--- Start ---
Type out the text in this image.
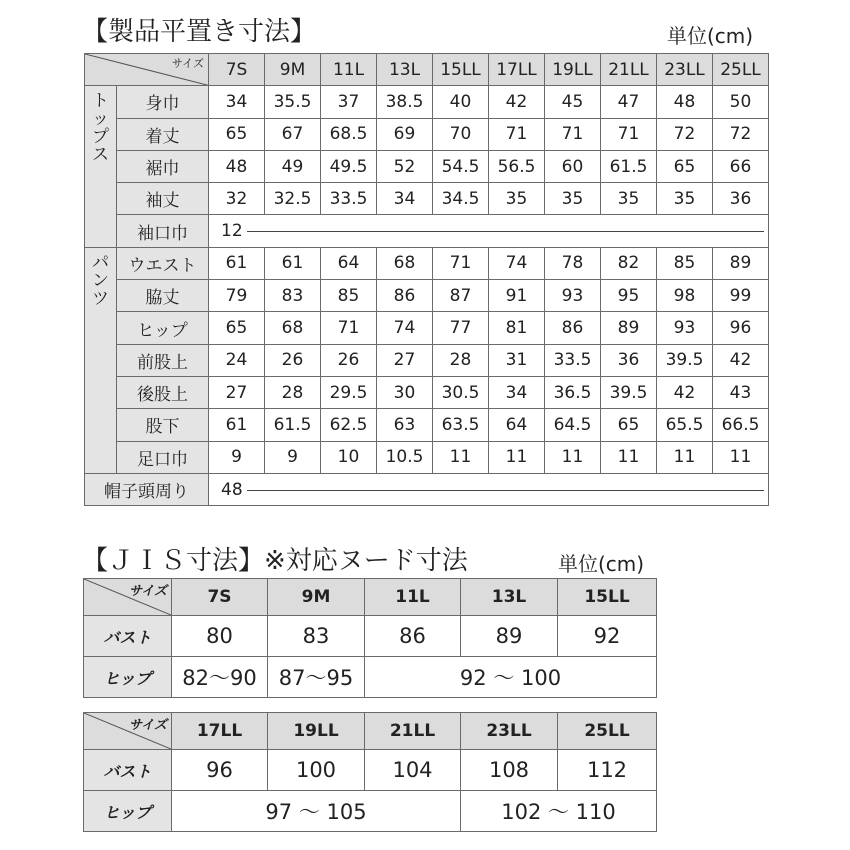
【製品平置き寸法】	単位(cm)
サイズ		7S	9M	11L	13L	15LL	17LL	19LL	21LL	23LL	25LL
トップス	身巾	34	35.5	37	38.5	40	42	45	47	48	50
	着丈	65	67	68.5	69	70	71	71	71	72	72
	裾巾	48	49	49.5	52	54.5	56.5	60	61.5	65	66
	袖丈	32	32.5	33.5	34	34.5	35	35	35	35	36
	袖口巾	12									

パンツ	ウエスト	61	61	64	68	71	74	78	82	85	89
	脇丈	79	83	85	86	87	91	93	95	98	99
	ヒップ	65	68	71	74	77	81	86	89	93	96
	前股上	24	26	26	27	28	31	33.5	36	39.5	42
	後股上	27	28	29.5	30	30.5	34	36.5	39.5	42	43
	股下	61	61.5	62.5	63	63.5	64	64.5	65	65.5	66.5
	足口巾	9	9	10	10.5	11	11	11	11	11	11
帽子頭周り		48									
【ＪＩＳ寸法】※対応ヌード寸法	単位(cm)
サイズ	7S	9M	11L	13L	15LL
バスト	80	83	86	89	92
ヒップ	82～90	87～95	92 ～ 100		
サイズ	17LL	19LL	21LL	23LL	25LL
バスト	96	100	104	108	112
ヒップ	97 ～ 105			102 ～ 110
--- End ---
Keep the pictures out of the copy and write out the data exactly as it stands.

Task response =
Type out the text in this image.
【製品平置き寸法】	単位(cm)
サイズ		7S	9M	11L	13L	15LL	17LL	19LL	21LL	23LL	25LL
トップス	身巾	34	35.5	37	38.5	40	42	45	47	48	50
	着丈	65	67	68.5	69	70	71	71	71	72	72
	裾巾	48	49	49.5	52	54.5	56.5	60	61.5	65	66
	袖丈	32	32.5	33.5	34	34.5	35	35	35	35	36
	袖口巾	12									

パンツ	ウエスト	61	61	64	68	71	74	78	82	85	89
	脇丈	79	83	85	86	87	91	93	95	98	99
	ヒップ	65	68	71	74	77	81	86	89	93	96
	前股上	24	26	26	27	28	31	33.5	36	39.5	42
	後股上	27	28	29.5	30	30.5	34	36.5	39.5	42	43
	股下	61	61.5	62.5	63	63.5	64	64.5	65	65.5	66.5
	足口巾	9	9	10	10.5	11	11	11	11	11	11
帽子頭周り		48									
【ＪＩＳ寸法】※対応ヌード寸法	単位(cm)
サイズ	7S	9M	11L	13L	15LL
バスト	80	83	86	89	92
ヒップ	82～90	87～95	92 ～ 100		
サイズ	17LL	19LL	21LL	23LL	25LL
バスト	96	100	104	108	112
ヒップ	97 ～ 105			102 ～ 110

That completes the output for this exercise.